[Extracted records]
[Start]

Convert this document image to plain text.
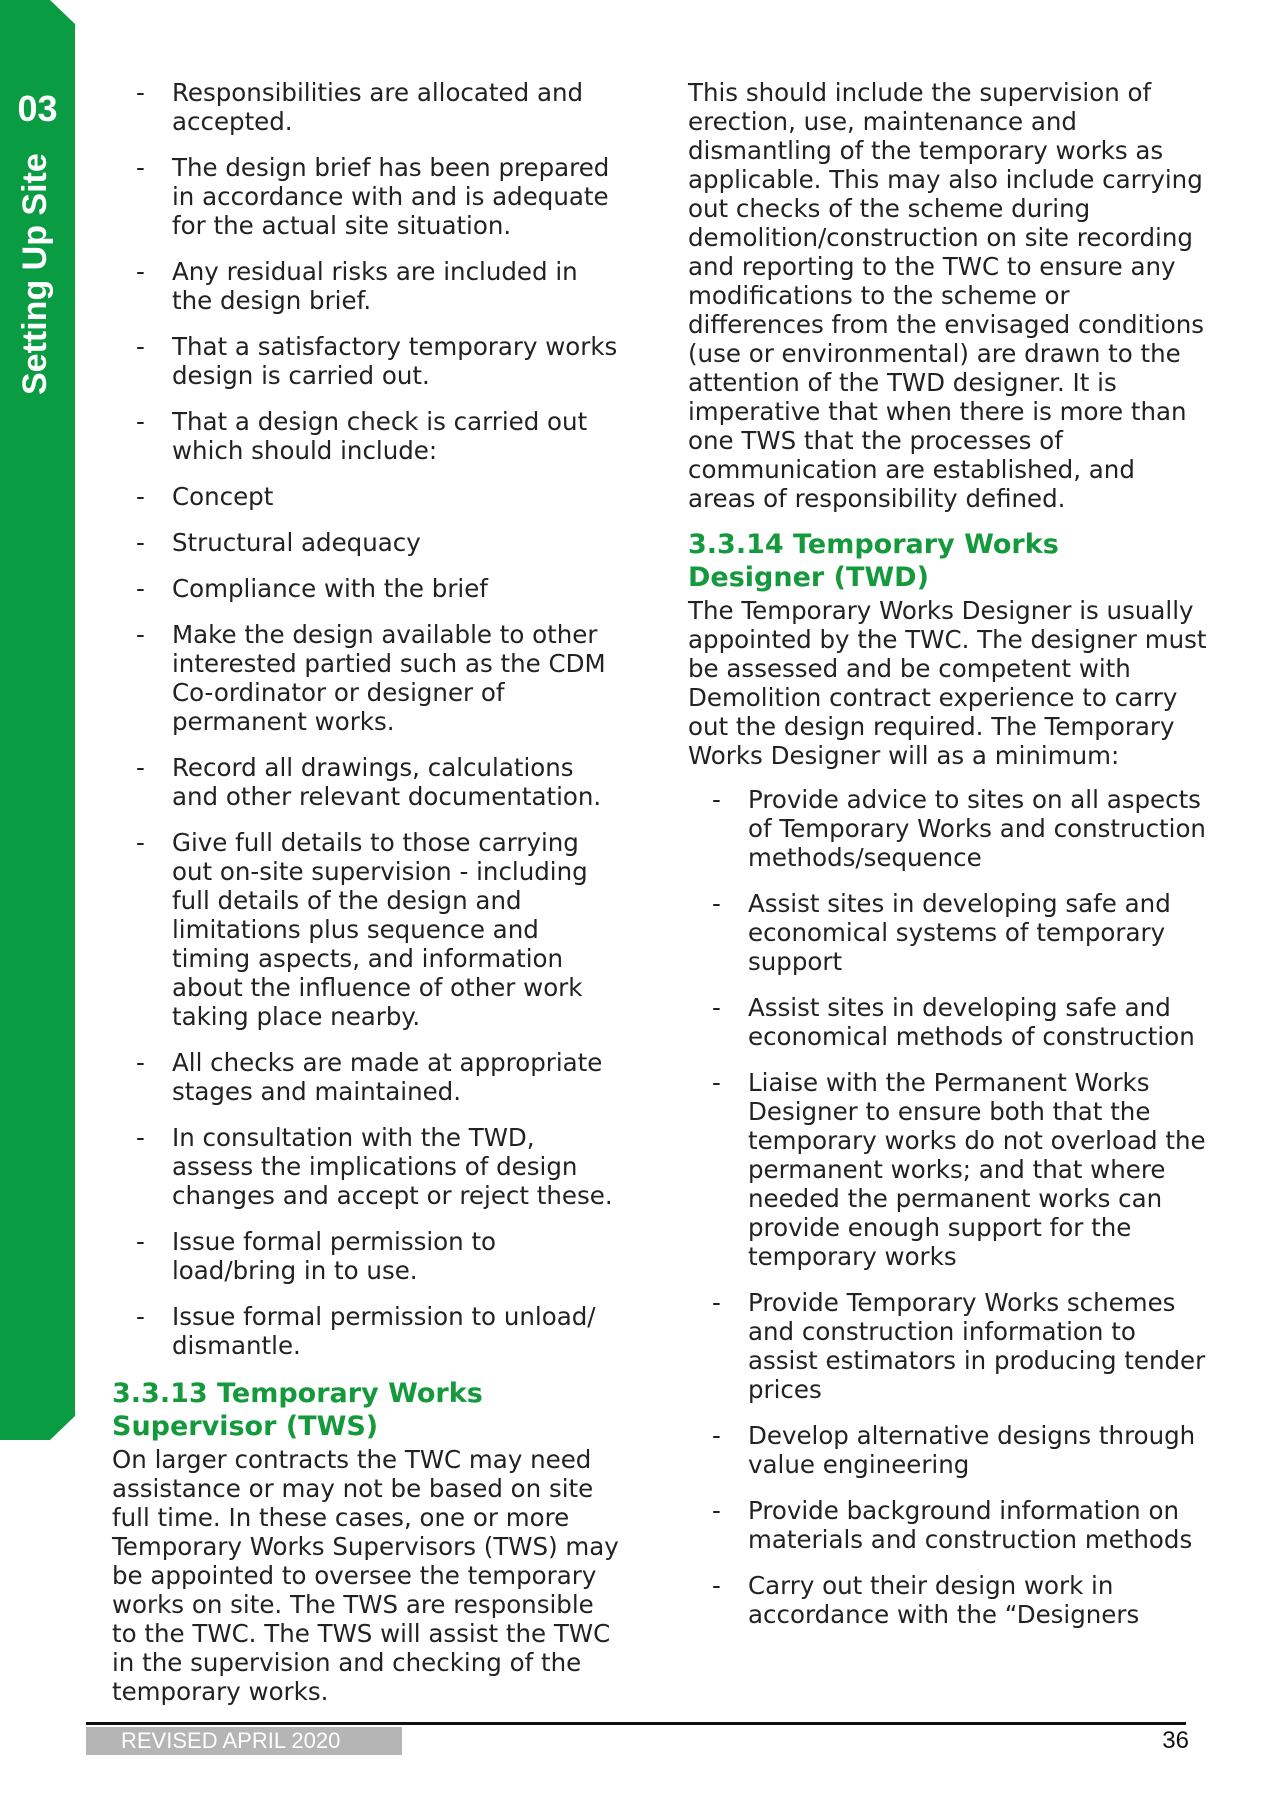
03
Setting Up Site
- Responsibilities are allocated and accepted.
- The design brief has been prepared in accordance with and is adequate for the actual site situation.
- Any residual risks are included in the design brief.
- That a satisfactory temporary works design is carried out.
- That a design check is carried out which should include:
- Concept
- Structural adequacy
- Compliance with the brief
- Make the design available to other interested partied such as the CDM Co-ordinator or designer of permanent works.
- Record all drawings, calculations and other relevant documentation.
- Give full details to those carrying out on-site supervision - including full details of the design and limitations plus sequence and timing aspects, and information about the influence of other work taking place nearby.
- All checks are made at appropriate stages and maintained.
- In consultation with the TWD, assess the implications of design changes and accept or reject these.
- Issue formal permission to load/bring in to use.
- Issue formal permission to unload/ dismantle.
3.3.13 Temporary Works Supervisor (TWS)

On larger contracts the TWC may need assistance or may not be based on site full time. In these cases, one or more Temporary Works Supervisors (TWS) may be appointed to oversee the temporary works on site. The TWS are responsible to the TWC. The TWS will assist the TWC in the supervision and checking of the temporary works.

This should include the supervision of erection, use, maintenance and dismantling of the temporary works as applicable. This may also include carrying out checks of the scheme during demolition/construction on site recording and reporting to the TWC to ensure any modifications to the scheme or differences from the envisaged conditions (use or environmental) are drawn to the attention of the TWD designer. It is imperative that when there is more than one TWS that the processes of communication are established, and areas of responsibility defined.

3.3.14 Temporary Works Designer (TWD)

The Temporary Works Designer is usually appointed by the TWC. The designer must be assessed and be competent with Demolition contract experience to carry out the design required. The Temporary Works Designer will as a minimum:

- Provide advice to sites on all aspects of Temporary Works and construction methods/sequence
- Assist sites in developing safe and economical systems of temporary support
- Assist sites in developing safe and economical methods of construction
- Liaise with the Permanent Works Designer to ensure both that the temporary works do not overload the permanent works; and that where needed the permanent works can provide enough support for the temporary works
- Provide Temporary Works schemes and construction information to assist estimators in producing tender prices
- Develop alternative designs through value engineering
- Provide background information on materials and construction methods
- Carry out their design work in accordance with the “Designers
REVISED APRIL 2020	36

[End]

EXERCISE PROMPT
Copy out each line exactly, without the pictures.

THE SOLUTION
Convert this document image to plain text.
03
Setting Up Site
- Responsibilities are allocated and accepted.
- The design brief has been prepared in accordance with and is adequate for the actual site situation.
- Any residual risks are included in the design brief.
- That a satisfactory temporary works design is carried out.
- That a design check is carried out which should include:
- Concept
- Structural adequacy
- Compliance with the brief
- Make the design available to other interested partied such as the CDM Co-ordinator or designer of permanent works.
- Record all drawings, calculations and other relevant documentation.
- Give full details to those carrying out on-site supervision - including full details of the design and limitations plus sequence and timing aspects, and information about the influence of other work taking place nearby.
- All checks are made at appropriate stages and maintained.
- In consultation with the TWD, assess the implications of design changes and accept or reject these.
- Issue formal permission to load/bring in to use.
- Issue formal permission to unload/ dismantle.
3.3.13 Temporary Works Supervisor (TWS)

On larger contracts the TWC may need assistance or may not be based on site full time. In these cases, one or more Temporary Works Supervisors (TWS) may be appointed to oversee the temporary works on site. The TWS are responsible to the TWC. The TWS will assist the TWC in the supervision and checking of the temporary works.

This should include the supervision of erection, use, maintenance and dismantling of the temporary works as applicable. This may also include carrying out checks of the scheme during demolition/construction on site recording and reporting to the TWC to ensure any modifications to the scheme or differences from the envisaged conditions (use or environmental) are drawn to the attention of the TWD designer. It is imperative that when there is more than one TWS that the processes of communication are established, and areas of responsibility defined.

3.3.14 Temporary Works Designer (TWD)

The Temporary Works Designer is usually appointed by the TWC. The designer must be assessed and be competent with Demolition contract experience to carry out the design required. The Temporary Works Designer will as a minimum:

- Provide advice to sites on all aspects of Temporary Works and construction methods/sequence
- Assist sites in developing safe and economical systems of temporary support
- Assist sites in developing safe and economical methods of construction
- Liaise with the Permanent Works Designer to ensure both that the temporary works do not overload the permanent works; and that where needed the permanent works can provide enough support for the temporary works
- Provide Temporary Works schemes and construction information to assist estimators in producing tender prices
- Develop alternative designs through value engineering
- Provide background information on materials and construction methods
- Carry out their design work in accordance with the “Designers
REVISED APRIL 2020	36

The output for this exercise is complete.